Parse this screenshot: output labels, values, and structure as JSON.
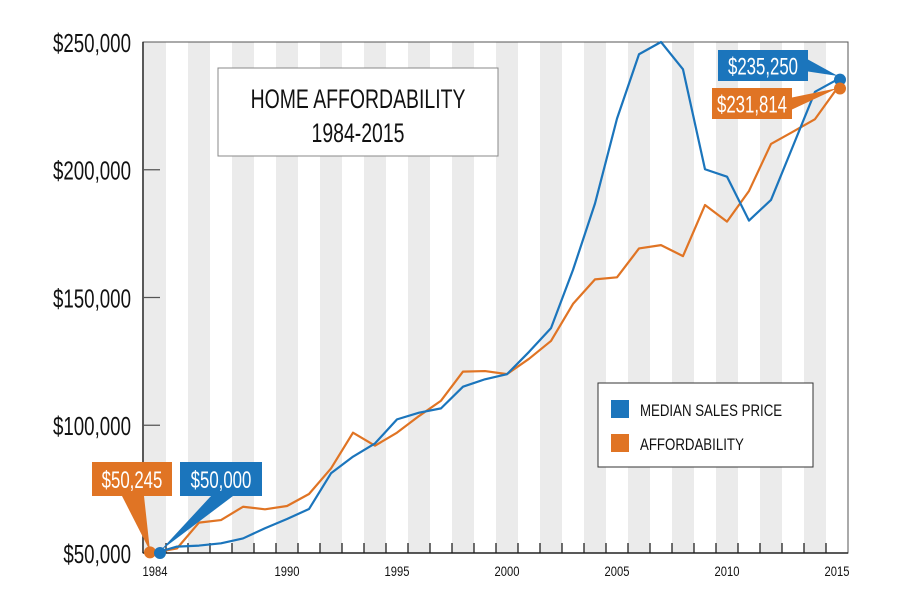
{
  "chart_data": {
    "type": "line",
    "title": "HOME AFFORDABILITY",
    "subtitle": "1984-2015",
    "xlabel": "",
    "ylabel": "",
    "x": [
      1984,
      1985,
      1986,
      1987,
      1988,
      1989,
      1990,
      1991,
      1992,
      1993,
      1994,
      1995,
      1996,
      1997,
      1998,
      1999,
      2000,
      2001,
      2002,
      2003,
      2004,
      2005,
      2006,
      2007,
      2008,
      2009,
      2010,
      2011,
      2012,
      2013,
      2014,
      2015
    ],
    "xlim": [
      1984,
      2015
    ],
    "ylim": [
      50000,
      250000
    ],
    "x_tick_labels": [
      "1984",
      "1990",
      "1995",
      "2000",
      "2005",
      "2010",
      "2015"
    ],
    "x_tick_values": [
      1984,
      1990,
      1995,
      2000,
      2005,
      2010,
      2015
    ],
    "y_tick_labels": [
      "$50,000",
      "$100,000",
      "$150,000",
      "$200,000",
      "$250,000"
    ],
    "y_tick_values": [
      50000,
      100000,
      150000,
      200000,
      250000
    ],
    "grid": "alternating vertical year bands",
    "legend_placement": "right",
    "series": [
      {
        "name": "MEDIAN SALES PRICE",
        "color": "#1b75bc",
        "values": [
          50000,
          52500,
          52900,
          53800,
          55700,
          59700,
          63300,
          67200,
          81200,
          87700,
          92900,
          102300,
          104900,
          106600,
          115100,
          118000,
          120000,
          128700,
          138000,
          160800,
          186800,
          220000,
          245200,
          250000,
          239300,
          200200,
          197300,
          180100,
          188200,
          209300,
          230500,
          235250
        ]
      },
      {
        "name": "AFFORDABILITY",
        "color": "#e07424",
        "values": [
          50245,
          51800,
          61900,
          62900,
          68100,
          67100,
          68400,
          73100,
          83100,
          97100,
          92000,
          97100,
          103600,
          109600,
          121000,
          121200,
          120000,
          126000,
          133000,
          147500,
          157100,
          157900,
          169200,
          170500,
          166200,
          186200,
          179700,
          191700,
          210100,
          214900,
          219800,
          231814
        ]
      }
    ],
    "annotations": [
      {
        "text": "$50,245",
        "series": 1,
        "year": 1984,
        "color": "#e07424"
      },
      {
        "text": "$50,000",
        "series": 0,
        "year": 1984,
        "color": "#1b75bc"
      },
      {
        "text": "$235,250",
        "series": 0,
        "year": 2015,
        "color": "#1b75bc"
      },
      {
        "text": "$231,814",
        "series": 1,
        "year": 2015,
        "color": "#e07424"
      }
    ]
  }
}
_ _ _ _ _ _ _
(Exercise goal)
Search the material above for "name". Pull out each line where it shows up.

(Exercise answer)
        "name": "MEDIAN SALES PRICE",
        "name": "AFFORDABILITY",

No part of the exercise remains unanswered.